# Provided text:
Light
- AI Light - Enables AI lighting.
- AI Light Update - Enables dynamic AI Light Update.
- Light IDs Action - Selects the action taken on selected Light IDs.
- Light IDs - Specifies the Light ID.
- Light Linking Invert - Inverts the light linking behavior for the selected Light IDs.
Sampling
- Path Term. Power - Provides a system for tweaking samples/second vs. convergence (how fast noise vanishes). Increasing this value causes the kernels to keep paths shorter and spend less time on dark areas (which means they stay noisy longer), but increases samples/second. Reducing this value causes kernels to trace longer paths on average, and spend more time on dark areas. In short, high values increases the render speed, but also generates higher noise in dark areas.
- Coherent Ratio - When you enable Coherent Ratio for Path Tracing or Direct Lighting kernels, the render becomes noise-free faster, but the downside is flickering when rendering animations. This ratio saves time for stills and action-heavy animations.
- Static Noise - When enabled, the noise is static (doesn't change between frames). This is disabled by default. The noise is fully static as long as you use the same GPU architecture for rendering. Using different architectures produces slightly different numerical errors, which manifest as small differences in noise patterns every time rendering restarts on the frame.
- Parallel Samples - Controls how many samples are calculated in parallel. If set to a small value, OctaneRender requires less memory to store the samples state, but renders are slower. If set to a high value, then OctaneRender needs more graphics memory, but renders are faster. The change in performance depends on the scene, the GPU architecture, and the number of shader processors available on the GPU.
- Max. Tile Samples - Controls the number of samples per pixel that OctaneRender uses for rendering before it stores the result in the film buffer. Higher numbers mean results arrive less often at the film buffer, but it reduces CPU overhead during rendering, which improves performance.
- Minimize Net Traffic - When enabled, OctaneRender distributes only the same tile to the net render slaves until it reaches the max samples/pixel for that tile, and then OctaneRender distributes the next tile to the slaves. This option doesn't affect work done by local GPUs.
Adaptive Sampling
- Adaptive Sampling - Provides options to the kernel to disable sampling for pixels that reach a specified noise level.
- Noise Threshold - Specifies the smallest relative noise level. When a pixel's noise estimate is less than this value, then the pixel's sampling switches off. You can get good values in the range of 0.01 to 0.03. The default is 0.02.
- Min. Adaptive Samples - Specifies the minimum number of samples to calculate before adaptive sampling activates. The noise estimate of a pixel is just an estimate with a large initial error, so the higher the noise threshold, the higher you should set this parameter to avoid artifacts.
- Pixel Grouping - Specifies the number of pixels that are handled together. If all pixels of a group have reached the specified noise level, sampling stops for these pixels.
- Expected Exposure - This value should be close to the same value as the image exposure, otherwise set it to 0 to ignore these settings. The default value is 0. Adaptive sampling uses this parameter to determine the bright and dark pixels, which depends on the Exposure setting in the OctaneRender Imager. If the value is not 0, Adaptive Sampling tweaks/reduces the noise estimate of very dark areas of the image. It also increases the Min. Adaptive Samples limit for very dark areas, because very dark areas don't always find paths to light sources, resulting in over-optimistic noise estimates.
Deep Image
- Deep Image - Enables rendering deep pixel images used for deep image compositing.
- Maximum Depth Samples - Sets the maximum number of depth samples per pixel. The PBR Render Target uses this when you enable Deep Image rendering.
- Depth Tolerance - OctaneRender merges the depth samples whose relative depth difference falls below this tolerance value. The PBR Render Target uses this when you enable Deep Image rendering.
Toon Shading
- Toon Shadow Ambient - Ambient modifier for Toon Shadowing.

# Record set:
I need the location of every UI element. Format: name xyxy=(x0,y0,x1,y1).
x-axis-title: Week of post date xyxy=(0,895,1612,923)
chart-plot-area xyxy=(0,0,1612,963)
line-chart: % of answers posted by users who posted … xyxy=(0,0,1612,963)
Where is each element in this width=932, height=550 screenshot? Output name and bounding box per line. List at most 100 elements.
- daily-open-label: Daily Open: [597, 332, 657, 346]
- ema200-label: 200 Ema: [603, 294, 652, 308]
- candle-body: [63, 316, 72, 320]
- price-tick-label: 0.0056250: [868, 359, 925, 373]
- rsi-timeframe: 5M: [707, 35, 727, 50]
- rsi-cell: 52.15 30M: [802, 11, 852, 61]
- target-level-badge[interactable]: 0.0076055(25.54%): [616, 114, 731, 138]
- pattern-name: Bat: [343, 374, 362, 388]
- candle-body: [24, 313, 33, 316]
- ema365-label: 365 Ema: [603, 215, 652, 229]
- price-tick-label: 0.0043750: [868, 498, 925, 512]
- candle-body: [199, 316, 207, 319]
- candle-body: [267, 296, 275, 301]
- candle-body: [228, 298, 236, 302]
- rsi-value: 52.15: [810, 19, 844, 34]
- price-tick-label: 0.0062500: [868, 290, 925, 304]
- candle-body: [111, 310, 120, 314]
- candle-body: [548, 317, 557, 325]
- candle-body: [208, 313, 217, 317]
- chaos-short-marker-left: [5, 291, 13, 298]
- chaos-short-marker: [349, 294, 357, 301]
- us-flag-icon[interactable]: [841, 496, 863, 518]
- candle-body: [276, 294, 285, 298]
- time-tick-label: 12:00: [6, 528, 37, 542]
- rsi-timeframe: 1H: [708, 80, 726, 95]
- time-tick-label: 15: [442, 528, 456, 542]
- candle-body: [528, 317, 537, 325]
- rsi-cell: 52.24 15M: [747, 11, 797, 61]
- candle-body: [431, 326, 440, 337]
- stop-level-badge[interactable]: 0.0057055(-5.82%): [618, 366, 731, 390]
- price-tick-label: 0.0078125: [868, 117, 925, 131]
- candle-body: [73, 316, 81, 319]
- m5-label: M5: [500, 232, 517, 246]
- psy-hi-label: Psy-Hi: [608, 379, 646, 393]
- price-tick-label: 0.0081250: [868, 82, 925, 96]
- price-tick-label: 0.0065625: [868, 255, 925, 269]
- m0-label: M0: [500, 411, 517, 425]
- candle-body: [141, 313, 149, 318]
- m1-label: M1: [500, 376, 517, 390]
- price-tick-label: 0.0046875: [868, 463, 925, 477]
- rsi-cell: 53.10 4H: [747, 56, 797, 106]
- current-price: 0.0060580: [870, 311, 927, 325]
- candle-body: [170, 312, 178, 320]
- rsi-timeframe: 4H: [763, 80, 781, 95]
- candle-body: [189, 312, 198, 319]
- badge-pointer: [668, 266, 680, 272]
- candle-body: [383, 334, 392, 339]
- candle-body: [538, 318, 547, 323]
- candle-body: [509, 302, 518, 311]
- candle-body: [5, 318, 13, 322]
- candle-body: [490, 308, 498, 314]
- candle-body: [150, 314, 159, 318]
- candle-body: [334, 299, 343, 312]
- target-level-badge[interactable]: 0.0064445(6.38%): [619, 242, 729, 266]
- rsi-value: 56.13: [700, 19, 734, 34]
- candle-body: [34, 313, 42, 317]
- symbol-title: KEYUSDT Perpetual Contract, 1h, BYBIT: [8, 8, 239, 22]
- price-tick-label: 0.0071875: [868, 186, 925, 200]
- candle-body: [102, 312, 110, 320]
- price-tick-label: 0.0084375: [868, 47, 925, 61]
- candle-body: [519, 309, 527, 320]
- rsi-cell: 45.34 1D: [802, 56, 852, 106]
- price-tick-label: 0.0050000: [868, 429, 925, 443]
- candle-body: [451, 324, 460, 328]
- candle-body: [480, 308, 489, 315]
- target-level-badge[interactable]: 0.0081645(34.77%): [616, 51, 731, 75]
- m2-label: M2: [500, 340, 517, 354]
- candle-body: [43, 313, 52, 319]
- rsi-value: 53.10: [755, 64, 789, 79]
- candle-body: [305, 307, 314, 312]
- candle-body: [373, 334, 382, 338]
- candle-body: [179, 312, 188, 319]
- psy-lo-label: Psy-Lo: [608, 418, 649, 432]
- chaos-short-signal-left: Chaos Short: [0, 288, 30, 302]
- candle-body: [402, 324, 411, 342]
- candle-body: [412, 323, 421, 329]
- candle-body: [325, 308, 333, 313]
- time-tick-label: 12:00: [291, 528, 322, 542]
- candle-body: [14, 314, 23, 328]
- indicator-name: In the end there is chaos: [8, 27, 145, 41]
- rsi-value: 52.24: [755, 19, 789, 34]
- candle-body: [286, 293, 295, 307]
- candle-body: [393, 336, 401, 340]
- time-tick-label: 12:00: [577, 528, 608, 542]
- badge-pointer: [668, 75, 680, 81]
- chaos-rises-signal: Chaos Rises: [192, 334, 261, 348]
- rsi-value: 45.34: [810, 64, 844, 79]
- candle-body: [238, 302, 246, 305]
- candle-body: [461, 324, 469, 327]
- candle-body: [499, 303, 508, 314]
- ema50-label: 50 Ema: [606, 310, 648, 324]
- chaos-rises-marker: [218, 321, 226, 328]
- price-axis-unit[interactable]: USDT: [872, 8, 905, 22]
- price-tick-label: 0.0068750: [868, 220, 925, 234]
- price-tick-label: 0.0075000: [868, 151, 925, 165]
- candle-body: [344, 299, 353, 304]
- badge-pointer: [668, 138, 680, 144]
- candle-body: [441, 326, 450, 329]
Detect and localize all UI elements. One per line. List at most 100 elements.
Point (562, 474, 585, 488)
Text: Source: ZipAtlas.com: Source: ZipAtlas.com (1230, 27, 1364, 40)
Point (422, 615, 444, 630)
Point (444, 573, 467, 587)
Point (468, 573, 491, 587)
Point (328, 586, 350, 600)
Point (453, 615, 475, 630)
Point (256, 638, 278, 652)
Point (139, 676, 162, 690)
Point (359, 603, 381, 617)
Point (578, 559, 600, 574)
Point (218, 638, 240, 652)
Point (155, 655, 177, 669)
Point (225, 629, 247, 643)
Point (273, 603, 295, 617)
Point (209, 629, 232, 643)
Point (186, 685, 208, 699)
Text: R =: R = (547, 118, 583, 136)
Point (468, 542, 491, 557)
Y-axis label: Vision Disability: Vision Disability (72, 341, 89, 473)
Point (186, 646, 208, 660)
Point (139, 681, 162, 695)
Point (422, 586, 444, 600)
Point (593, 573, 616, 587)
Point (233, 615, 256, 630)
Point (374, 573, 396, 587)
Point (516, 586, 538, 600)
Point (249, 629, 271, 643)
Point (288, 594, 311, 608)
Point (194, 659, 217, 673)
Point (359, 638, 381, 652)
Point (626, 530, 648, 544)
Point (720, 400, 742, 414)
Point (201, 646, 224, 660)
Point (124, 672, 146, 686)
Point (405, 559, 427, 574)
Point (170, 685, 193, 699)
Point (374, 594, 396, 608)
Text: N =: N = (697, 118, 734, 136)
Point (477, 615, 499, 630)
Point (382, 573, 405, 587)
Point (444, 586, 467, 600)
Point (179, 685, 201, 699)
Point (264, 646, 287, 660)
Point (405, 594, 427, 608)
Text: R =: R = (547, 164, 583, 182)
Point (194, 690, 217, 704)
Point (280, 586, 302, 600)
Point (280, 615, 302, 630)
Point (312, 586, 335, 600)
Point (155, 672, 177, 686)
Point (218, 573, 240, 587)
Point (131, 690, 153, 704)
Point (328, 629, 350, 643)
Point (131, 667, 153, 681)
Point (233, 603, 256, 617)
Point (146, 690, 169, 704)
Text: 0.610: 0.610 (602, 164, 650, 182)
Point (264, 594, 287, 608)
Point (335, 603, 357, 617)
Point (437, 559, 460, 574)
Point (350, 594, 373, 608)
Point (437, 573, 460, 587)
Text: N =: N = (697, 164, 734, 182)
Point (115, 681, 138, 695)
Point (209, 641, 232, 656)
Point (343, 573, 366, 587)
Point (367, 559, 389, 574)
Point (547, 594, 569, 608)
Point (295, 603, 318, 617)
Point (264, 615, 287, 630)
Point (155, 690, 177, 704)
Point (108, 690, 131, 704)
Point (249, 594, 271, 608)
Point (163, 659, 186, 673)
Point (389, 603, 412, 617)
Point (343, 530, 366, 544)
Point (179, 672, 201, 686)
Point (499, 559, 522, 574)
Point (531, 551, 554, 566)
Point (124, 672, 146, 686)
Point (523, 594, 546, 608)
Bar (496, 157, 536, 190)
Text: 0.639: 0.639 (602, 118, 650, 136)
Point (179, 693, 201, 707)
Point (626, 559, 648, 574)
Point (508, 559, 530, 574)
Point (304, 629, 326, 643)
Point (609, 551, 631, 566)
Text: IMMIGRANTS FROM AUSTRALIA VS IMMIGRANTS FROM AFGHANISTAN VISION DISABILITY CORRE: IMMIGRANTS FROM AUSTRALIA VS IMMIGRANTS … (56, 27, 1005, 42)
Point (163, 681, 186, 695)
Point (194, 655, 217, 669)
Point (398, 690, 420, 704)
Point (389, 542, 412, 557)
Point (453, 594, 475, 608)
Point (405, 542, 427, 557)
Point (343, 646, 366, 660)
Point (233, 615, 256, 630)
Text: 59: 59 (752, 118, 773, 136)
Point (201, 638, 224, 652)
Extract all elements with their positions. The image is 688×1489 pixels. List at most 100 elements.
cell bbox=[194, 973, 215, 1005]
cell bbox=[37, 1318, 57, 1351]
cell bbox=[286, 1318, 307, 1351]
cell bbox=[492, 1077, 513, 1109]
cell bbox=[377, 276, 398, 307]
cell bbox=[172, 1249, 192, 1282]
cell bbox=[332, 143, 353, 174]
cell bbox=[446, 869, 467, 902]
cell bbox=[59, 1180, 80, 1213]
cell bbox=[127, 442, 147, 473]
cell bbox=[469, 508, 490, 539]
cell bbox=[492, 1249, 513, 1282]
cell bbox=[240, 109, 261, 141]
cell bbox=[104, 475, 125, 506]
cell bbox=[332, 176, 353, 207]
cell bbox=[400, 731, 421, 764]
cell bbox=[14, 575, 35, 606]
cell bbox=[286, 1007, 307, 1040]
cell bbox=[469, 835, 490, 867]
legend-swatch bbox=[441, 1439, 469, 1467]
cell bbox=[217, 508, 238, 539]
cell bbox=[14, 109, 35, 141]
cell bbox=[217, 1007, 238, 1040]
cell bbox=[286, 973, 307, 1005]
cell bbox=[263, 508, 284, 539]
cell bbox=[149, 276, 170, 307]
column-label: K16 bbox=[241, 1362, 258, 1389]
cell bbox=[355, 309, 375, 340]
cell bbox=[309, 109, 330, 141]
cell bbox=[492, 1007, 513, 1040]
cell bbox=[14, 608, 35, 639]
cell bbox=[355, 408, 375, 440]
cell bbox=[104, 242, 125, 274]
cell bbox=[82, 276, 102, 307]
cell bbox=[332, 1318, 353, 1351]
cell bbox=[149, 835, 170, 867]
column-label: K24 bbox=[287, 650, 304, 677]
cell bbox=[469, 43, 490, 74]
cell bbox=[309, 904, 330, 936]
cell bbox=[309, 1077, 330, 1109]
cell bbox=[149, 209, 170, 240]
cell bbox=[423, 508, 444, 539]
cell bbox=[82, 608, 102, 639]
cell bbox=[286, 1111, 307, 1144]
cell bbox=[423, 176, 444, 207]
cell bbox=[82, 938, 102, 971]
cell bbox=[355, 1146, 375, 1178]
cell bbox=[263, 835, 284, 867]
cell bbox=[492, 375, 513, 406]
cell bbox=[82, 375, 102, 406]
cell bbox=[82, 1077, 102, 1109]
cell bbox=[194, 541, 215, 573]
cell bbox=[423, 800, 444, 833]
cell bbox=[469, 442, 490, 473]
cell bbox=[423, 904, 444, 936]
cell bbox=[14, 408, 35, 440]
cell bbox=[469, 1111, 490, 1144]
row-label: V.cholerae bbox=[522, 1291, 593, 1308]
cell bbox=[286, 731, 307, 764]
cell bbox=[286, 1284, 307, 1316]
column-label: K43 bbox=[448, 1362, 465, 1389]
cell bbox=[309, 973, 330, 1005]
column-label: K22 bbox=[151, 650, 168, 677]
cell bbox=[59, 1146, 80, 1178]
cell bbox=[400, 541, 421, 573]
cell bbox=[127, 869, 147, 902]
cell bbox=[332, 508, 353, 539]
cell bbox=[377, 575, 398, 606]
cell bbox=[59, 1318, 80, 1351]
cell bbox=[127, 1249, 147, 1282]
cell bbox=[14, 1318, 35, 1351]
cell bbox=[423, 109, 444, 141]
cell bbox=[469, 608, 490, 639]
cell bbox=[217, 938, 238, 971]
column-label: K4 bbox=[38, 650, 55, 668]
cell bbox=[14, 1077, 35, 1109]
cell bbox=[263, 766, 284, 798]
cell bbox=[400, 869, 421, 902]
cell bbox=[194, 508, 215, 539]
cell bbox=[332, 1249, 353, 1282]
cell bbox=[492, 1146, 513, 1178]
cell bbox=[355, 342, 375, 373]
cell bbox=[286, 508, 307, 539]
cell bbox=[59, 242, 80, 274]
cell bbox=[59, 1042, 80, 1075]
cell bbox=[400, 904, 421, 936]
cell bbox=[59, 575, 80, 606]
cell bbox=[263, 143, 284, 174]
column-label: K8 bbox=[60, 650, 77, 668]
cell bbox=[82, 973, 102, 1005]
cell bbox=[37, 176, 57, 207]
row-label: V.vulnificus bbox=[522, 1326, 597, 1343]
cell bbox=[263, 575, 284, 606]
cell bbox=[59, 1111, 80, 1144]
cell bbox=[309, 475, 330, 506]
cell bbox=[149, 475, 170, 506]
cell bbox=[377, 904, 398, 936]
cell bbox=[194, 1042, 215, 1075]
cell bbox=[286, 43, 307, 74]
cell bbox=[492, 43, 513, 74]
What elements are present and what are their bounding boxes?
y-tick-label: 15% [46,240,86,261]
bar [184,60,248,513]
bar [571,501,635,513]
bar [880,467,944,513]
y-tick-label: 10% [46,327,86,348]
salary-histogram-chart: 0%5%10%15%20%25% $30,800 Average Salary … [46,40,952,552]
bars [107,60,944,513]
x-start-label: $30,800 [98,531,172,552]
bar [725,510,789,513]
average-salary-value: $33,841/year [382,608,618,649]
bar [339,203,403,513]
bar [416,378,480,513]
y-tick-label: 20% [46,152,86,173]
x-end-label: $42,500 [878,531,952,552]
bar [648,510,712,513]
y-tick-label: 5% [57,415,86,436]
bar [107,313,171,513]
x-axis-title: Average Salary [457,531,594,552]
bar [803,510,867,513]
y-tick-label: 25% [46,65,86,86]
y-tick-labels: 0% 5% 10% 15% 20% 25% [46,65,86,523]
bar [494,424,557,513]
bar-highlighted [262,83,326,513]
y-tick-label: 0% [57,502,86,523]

# What is being asked:
Answer these questions from the OctaneRender settings text:
1. What is the default value of Noise Threshold?
2. What downside of Coherent Ratio does the text give for rendering animations?
3. What does Light Linking Invert do?

# Response:
1. 0.02.
2. Flickering.
3. It inverts the light linking behavior for the selected Light IDs.